## Begin

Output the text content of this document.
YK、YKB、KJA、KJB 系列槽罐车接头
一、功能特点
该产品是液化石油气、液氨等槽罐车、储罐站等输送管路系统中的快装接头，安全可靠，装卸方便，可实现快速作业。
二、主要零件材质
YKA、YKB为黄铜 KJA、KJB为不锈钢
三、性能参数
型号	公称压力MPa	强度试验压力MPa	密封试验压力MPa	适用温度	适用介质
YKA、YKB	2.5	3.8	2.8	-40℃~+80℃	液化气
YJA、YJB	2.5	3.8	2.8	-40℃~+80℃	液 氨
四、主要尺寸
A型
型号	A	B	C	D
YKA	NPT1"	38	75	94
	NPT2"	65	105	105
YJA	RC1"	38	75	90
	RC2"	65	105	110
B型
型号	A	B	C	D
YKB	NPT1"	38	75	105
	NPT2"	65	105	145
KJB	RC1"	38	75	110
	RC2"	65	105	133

## End

Request: Repeat the records above exactly.

Full response:
Output the text content of this document.
YK、YKB、KJA、KJB 系列槽罐车接头
一、功能特点
该产品是液化石油气、液氨等槽罐车、储罐站等输送管路系统中的快装接头，安全可靠，装卸方便，可实现快速作业。
二、主要零件材质
YKA、YKB为黄铜 KJA、KJB为不锈钢
三、性能参数
型号	公称压力MPa	强度试验压力MPa	密封试验压力MPa	适用温度	适用介质
YKA、YKB	2.5	3.8	2.8	-40℃~+80℃	液化气
YJA、YJB	2.5	3.8	2.8	-40℃~+80℃	液 氨
四、主要尺寸
A型
型号	A	B	C	D
YKA	NPT1"	38	75	94
	NPT2"	65	105	105
YJA	RC1"	38	75	90
	RC2"	65	105	110
B型
型号	A	B	C	D
YKB	NPT1"	38	75	105
	NPT2"	65	105	145
KJB	RC1"	38	75	110
	RC2"	65	105	133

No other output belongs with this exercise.